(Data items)
• • • •

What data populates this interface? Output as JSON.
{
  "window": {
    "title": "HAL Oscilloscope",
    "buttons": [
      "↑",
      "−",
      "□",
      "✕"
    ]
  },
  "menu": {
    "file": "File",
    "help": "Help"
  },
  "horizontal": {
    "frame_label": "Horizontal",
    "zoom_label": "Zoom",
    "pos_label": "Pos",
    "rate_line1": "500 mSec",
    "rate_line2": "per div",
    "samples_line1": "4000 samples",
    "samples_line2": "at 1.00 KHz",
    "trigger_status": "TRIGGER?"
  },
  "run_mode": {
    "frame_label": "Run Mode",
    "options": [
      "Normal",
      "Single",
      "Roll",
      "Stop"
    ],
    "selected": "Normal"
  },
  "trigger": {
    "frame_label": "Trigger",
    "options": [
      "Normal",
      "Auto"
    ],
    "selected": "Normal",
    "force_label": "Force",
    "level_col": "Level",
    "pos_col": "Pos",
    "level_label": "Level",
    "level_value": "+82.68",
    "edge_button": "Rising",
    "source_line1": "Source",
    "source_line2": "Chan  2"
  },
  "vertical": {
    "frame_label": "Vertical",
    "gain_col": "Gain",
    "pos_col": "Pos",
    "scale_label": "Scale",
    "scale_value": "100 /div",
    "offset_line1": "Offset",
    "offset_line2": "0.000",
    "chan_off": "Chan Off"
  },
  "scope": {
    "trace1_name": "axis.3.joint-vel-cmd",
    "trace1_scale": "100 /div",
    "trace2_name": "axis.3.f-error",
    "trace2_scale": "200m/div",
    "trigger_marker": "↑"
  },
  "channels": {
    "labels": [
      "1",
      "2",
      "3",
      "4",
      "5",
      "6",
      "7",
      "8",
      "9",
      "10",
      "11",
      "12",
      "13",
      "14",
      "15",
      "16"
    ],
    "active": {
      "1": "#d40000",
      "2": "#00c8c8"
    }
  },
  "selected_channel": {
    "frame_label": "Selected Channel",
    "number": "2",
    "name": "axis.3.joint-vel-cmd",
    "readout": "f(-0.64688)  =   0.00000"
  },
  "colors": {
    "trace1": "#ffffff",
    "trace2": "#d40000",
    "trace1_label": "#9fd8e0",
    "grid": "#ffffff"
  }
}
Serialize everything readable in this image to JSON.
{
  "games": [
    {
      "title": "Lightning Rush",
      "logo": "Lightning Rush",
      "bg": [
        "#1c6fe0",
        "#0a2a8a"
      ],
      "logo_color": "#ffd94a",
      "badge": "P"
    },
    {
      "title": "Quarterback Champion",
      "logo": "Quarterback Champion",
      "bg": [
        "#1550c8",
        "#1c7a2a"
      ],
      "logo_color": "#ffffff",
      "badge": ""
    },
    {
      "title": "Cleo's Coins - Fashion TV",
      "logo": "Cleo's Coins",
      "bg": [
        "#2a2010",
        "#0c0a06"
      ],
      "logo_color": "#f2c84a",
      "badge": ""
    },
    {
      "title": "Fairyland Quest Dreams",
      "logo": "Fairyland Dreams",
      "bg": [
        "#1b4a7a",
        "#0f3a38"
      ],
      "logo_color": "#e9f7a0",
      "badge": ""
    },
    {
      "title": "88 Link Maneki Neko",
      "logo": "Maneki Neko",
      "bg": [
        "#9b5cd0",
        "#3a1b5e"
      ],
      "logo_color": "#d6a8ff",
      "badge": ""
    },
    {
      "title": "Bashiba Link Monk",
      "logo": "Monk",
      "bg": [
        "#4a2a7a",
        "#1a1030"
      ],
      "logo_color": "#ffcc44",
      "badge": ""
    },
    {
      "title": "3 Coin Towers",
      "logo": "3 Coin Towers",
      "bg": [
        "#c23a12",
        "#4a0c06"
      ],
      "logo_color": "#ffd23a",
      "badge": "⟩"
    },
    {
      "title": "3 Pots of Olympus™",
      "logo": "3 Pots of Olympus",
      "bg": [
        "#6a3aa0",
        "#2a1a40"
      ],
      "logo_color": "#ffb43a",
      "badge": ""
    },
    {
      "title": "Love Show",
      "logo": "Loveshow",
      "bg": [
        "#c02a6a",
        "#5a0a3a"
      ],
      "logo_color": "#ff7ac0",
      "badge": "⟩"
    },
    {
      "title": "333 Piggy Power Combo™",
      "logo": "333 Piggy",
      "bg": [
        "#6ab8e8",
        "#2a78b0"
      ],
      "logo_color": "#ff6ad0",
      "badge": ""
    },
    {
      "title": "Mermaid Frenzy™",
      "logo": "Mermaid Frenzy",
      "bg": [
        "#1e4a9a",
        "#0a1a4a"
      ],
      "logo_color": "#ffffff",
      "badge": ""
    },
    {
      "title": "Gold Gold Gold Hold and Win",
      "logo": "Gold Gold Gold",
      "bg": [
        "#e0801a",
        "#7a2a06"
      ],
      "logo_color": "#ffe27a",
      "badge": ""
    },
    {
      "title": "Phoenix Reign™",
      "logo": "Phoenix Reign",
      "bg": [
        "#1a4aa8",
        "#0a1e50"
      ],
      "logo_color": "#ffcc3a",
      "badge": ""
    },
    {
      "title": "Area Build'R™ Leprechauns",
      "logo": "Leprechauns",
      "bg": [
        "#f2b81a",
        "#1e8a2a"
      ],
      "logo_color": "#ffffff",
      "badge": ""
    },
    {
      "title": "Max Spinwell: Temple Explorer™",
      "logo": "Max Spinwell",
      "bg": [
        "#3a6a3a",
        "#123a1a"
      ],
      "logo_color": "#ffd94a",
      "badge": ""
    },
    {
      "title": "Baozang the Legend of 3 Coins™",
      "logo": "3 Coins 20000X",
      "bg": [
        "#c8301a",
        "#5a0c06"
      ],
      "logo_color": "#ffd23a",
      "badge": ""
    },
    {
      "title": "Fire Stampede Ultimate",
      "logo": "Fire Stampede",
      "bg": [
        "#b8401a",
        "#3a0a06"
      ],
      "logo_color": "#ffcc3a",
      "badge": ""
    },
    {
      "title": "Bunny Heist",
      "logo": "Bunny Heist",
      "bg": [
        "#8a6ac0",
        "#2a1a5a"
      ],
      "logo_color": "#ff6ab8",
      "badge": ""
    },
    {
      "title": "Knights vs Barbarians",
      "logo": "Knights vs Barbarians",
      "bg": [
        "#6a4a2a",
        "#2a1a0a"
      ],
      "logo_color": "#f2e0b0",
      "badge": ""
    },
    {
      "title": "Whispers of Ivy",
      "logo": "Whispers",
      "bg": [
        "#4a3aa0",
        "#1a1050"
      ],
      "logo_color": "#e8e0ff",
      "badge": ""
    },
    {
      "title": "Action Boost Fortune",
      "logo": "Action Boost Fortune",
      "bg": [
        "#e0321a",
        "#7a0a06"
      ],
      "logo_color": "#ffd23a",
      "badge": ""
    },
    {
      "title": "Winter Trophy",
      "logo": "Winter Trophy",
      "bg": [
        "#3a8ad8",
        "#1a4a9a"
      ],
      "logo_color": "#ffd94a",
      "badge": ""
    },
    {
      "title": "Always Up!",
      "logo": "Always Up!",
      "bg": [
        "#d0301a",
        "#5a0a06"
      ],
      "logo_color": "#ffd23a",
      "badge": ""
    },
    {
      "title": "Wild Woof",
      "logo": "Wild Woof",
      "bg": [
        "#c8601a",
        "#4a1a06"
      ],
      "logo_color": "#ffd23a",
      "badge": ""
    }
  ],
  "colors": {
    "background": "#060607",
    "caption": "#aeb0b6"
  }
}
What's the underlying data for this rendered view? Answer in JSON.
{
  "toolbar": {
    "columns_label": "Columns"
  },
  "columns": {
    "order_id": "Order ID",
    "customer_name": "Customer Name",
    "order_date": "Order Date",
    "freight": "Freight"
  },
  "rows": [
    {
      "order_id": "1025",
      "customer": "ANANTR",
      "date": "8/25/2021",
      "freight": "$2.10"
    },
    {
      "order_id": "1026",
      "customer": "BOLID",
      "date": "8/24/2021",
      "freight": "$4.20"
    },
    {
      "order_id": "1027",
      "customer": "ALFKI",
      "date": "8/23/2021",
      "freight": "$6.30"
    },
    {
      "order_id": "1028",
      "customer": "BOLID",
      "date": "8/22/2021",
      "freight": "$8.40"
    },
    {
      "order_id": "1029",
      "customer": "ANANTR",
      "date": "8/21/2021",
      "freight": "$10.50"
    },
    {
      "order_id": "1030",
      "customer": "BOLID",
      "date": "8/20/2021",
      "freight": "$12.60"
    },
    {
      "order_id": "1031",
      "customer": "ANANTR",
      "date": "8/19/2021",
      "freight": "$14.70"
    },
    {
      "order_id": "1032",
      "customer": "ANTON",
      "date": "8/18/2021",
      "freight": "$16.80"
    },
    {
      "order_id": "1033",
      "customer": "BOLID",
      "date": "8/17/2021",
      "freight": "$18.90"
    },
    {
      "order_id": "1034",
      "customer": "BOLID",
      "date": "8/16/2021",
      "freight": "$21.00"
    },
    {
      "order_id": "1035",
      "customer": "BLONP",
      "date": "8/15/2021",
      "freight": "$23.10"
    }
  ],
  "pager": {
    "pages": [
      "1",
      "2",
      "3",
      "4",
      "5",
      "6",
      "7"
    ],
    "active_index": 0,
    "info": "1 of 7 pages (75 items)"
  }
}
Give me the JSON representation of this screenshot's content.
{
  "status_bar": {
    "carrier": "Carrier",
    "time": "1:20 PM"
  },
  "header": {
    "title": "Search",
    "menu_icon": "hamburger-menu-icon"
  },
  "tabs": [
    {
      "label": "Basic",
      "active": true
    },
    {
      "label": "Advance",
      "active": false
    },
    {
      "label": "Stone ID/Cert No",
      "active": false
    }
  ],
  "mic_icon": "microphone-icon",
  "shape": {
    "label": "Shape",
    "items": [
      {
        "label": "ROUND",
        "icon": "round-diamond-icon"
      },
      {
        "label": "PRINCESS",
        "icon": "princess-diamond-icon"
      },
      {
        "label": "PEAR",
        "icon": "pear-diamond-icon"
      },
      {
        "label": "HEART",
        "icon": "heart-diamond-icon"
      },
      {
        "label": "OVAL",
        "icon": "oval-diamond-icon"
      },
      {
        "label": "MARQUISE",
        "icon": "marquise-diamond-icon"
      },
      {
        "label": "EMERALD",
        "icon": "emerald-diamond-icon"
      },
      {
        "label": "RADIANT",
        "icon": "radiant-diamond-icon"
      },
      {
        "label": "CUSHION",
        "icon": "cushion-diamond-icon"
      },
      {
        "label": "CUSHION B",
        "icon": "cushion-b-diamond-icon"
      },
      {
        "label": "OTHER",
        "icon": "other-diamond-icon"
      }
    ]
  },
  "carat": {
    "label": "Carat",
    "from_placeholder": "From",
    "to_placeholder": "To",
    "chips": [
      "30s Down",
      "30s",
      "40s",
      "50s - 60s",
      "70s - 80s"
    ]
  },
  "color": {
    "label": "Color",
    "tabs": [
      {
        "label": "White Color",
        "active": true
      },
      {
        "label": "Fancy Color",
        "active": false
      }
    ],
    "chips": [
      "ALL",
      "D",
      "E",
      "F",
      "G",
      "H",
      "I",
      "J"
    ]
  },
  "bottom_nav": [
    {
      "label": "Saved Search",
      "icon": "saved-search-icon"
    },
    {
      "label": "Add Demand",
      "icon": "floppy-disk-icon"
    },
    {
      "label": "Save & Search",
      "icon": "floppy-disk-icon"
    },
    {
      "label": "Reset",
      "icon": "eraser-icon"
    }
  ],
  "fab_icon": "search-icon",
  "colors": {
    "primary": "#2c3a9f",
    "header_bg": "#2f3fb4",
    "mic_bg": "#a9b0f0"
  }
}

• • • •

• Exercise requirements: For each line in the data above that contains the string "Trophy", extract the line.

• Finished task:
      "title": "Winter Trophy",
      "logo": "Winter Trophy",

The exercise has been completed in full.